* [WHAT IS ASKED]
Return all entries precisely as they stand, without the images.

─── AVAILABLE DATA ───

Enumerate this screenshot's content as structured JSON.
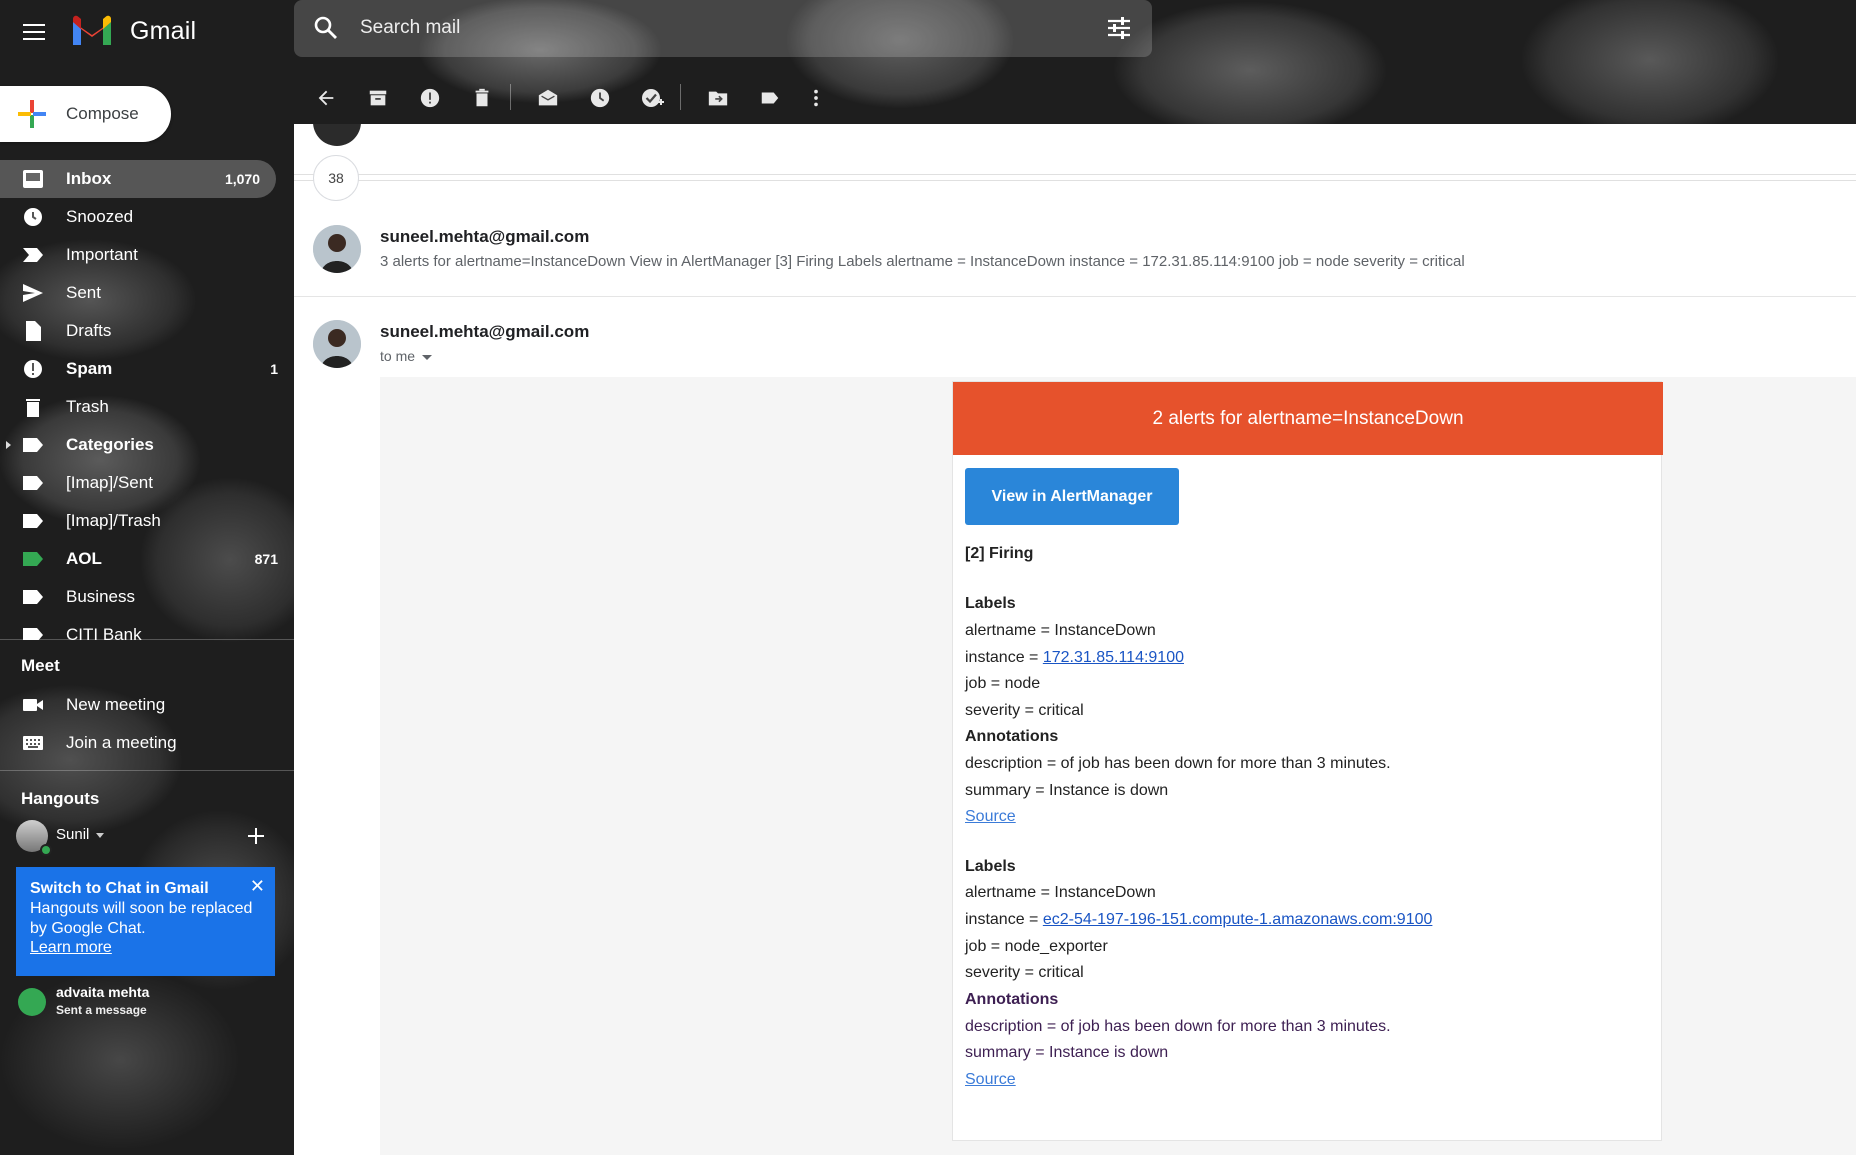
{
  "header": {
    "app_name": "Gmail",
    "search_placeholder": "Search mail"
  },
  "compose": {
    "label": "Compose"
  },
  "nav": [
    {
      "label": "Inbox",
      "count": "1,070",
      "bold": true,
      "active": true,
      "icon": "inbox-icon"
    },
    {
      "label": "Snoozed",
      "count": "",
      "bold": false,
      "icon": "clock-icon"
    },
    {
      "label": "Important",
      "count": "",
      "bold": false,
      "icon": "important-icon"
    },
    {
      "label": "Sent",
      "count": "",
      "bold": false,
      "icon": "send-icon"
    },
    {
      "label": "Drafts",
      "count": "",
      "bold": false,
      "icon": "draft-icon"
    },
    {
      "label": "Spam",
      "count": "1",
      "bold": true,
      "icon": "spam-icon"
    },
    {
      "label": "Trash",
      "count": "",
      "bold": false,
      "icon": "trash-icon"
    },
    {
      "label": "Categories",
      "count": "",
      "bold": true,
      "icon": "label-icon"
    },
    {
      "label": "[Imap]/Sent",
      "count": "",
      "bold": false,
      "icon": "label-icon"
    },
    {
      "label": "[Imap]/Trash",
      "count": "",
      "bold": false,
      "icon": "label-icon"
    },
    {
      "label": "AOL",
      "count": "871",
      "bold": true,
      "icon": "label-icon",
      "color": "#34a853"
    },
    {
      "label": "Business",
      "count": "",
      "bold": false,
      "icon": "label-icon"
    },
    {
      "label": "CITI Bank",
      "count": "",
      "bold": false,
      "icon": "label-icon"
    }
  ],
  "meet": {
    "title": "Meet",
    "new_meeting": "New meeting",
    "join_meeting": "Join a meeting"
  },
  "hangouts": {
    "title": "Hangouts",
    "user": "Sunil",
    "promo_title": "Switch to Chat in Gmail",
    "promo_body": "Hangouts will soon be replaced by Google Chat.",
    "promo_link": "Learn more",
    "promo_close": "✕",
    "contact_name": "advaita mehta",
    "contact_status": "Sent a message"
  },
  "thread": {
    "collapsed_count": "38",
    "message1": {
      "from": "suneel.mehta@gmail.com",
      "snippet": "3 alerts for alertname=InstanceDown View in AlertManager [3] Firing Labels alertname = InstanceDown instance = 172.31.85.114:9100 job = node severity = critical"
    },
    "message2": {
      "from": "suneel.mehta@gmail.com",
      "to": "to me"
    }
  },
  "alert": {
    "header": "2 alerts for alertname=InstanceDown",
    "button": "View in AlertManager",
    "firing": "[2] Firing",
    "groups": [
      {
        "labels_title": "Labels",
        "alertname": "alertname = InstanceDown",
        "instance_prefix": "instance = ",
        "instance_link": "172.31.85.114:9100",
        "job": "job = node",
        "severity": "severity = critical",
        "annotations_title": "Annotations",
        "description": "description = of job has been down for more than 3 minutes.",
        "summary": "summary = Instance is down",
        "source": "Source"
      },
      {
        "labels_title": "Labels",
        "alertname": "alertname = InstanceDown",
        "instance_prefix": "instance = ",
        "instance_link": "ec2-54-197-196-151.compute-1.amazonaws.com:9100",
        "job": "job = node_exporter",
        "severity": "severity = critical",
        "annotations_title": "Annotations",
        "description": "description = of job has been down for more than 3 minutes.",
        "summary": "summary = Instance is down",
        "source": "Source"
      }
    ]
  },
  "colors": {
    "alert_header": "#e6522c",
    "button": "#2a86d9",
    "promo": "#1a73e8"
  }
}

───

* [SOLUTION FOR THIS EXERCISE]
Enumerate this screenshot's content as structured JSON.
{
  "header": {
    "app_name": "Gmail",
    "search_placeholder": "Search mail"
  },
  "compose": {
    "label": "Compose"
  },
  "nav": [
    {
      "label": "Inbox",
      "count": "1,070",
      "bold": true,
      "active": true,
      "icon": "inbox-icon"
    },
    {
      "label": "Snoozed",
      "count": "",
      "bold": false,
      "icon": "clock-icon"
    },
    {
      "label": "Important",
      "count": "",
      "bold": false,
      "icon": "important-icon"
    },
    {
      "label": "Sent",
      "count": "",
      "bold": false,
      "icon": "send-icon"
    },
    {
      "label": "Drafts",
      "count": "",
      "bold": false,
      "icon": "draft-icon"
    },
    {
      "label": "Spam",
      "count": "1",
      "bold": true,
      "icon": "spam-icon"
    },
    {
      "label": "Trash",
      "count": "",
      "bold": false,
      "icon": "trash-icon"
    },
    {
      "label": "Categories",
      "count": "",
      "bold": true,
      "icon": "label-icon"
    },
    {
      "label": "[Imap]/Sent",
      "count": "",
      "bold": false,
      "icon": "label-icon"
    },
    {
      "label": "[Imap]/Trash",
      "count": "",
      "bold": false,
      "icon": "label-icon"
    },
    {
      "label": "AOL",
      "count": "871",
      "bold": true,
      "icon": "label-icon",
      "color": "#34a853"
    },
    {
      "label": "Business",
      "count": "",
      "bold": false,
      "icon": "label-icon"
    },
    {
      "label": "CITI Bank",
      "count": "",
      "bold": false,
      "icon": "label-icon"
    }
  ],
  "meet": {
    "title": "Meet",
    "new_meeting": "New meeting",
    "join_meeting": "Join a meeting"
  },
  "hangouts": {
    "title": "Hangouts",
    "user": "Sunil",
    "promo_title": "Switch to Chat in Gmail",
    "promo_body": "Hangouts will soon be replaced by Google Chat.",
    "promo_link": "Learn more",
    "promo_close": "✕",
    "contact_name": "advaita mehta",
    "contact_status": "Sent a message"
  },
  "thread": {
    "collapsed_count": "38",
    "message1": {
      "from": "suneel.mehta@gmail.com",
      "snippet": "3 alerts for alertname=InstanceDown View in AlertManager [3] Firing Labels alertname = InstanceDown instance = 172.31.85.114:9100 job = node severity = critical"
    },
    "message2": {
      "from": "suneel.mehta@gmail.com",
      "to": "to me"
    }
  },
  "alert": {
    "header": "2 alerts for alertname=InstanceDown",
    "button": "View in AlertManager",
    "firing": "[2] Firing",
    "groups": [
      {
        "labels_title": "Labels",
        "alertname": "alertname = InstanceDown",
        "instance_prefix": "instance = ",
        "instance_link": "172.31.85.114:9100",
        "job": "job = node",
        "severity": "severity = critical",
        "annotations_title": "Annotations",
        "description": "description = of job has been down for more than 3 minutes.",
        "summary": "summary = Instance is down",
        "source": "Source"
      },
      {
        "labels_title": "Labels",
        "alertname": "alertname = InstanceDown",
        "instance_prefix": "instance = ",
        "instance_link": "ec2-54-197-196-151.compute-1.amazonaws.com:9100",
        "job": "job = node_exporter",
        "severity": "severity = critical",
        "annotations_title": "Annotations",
        "description": "description = of job has been down for more than 3 minutes.",
        "summary": "summary = Instance is down",
        "source": "Source"
      }
    ]
  },
  "colors": {
    "alert_header": "#e6522c",
    "button": "#2a86d9",
    "promo": "#1a73e8"
  }
}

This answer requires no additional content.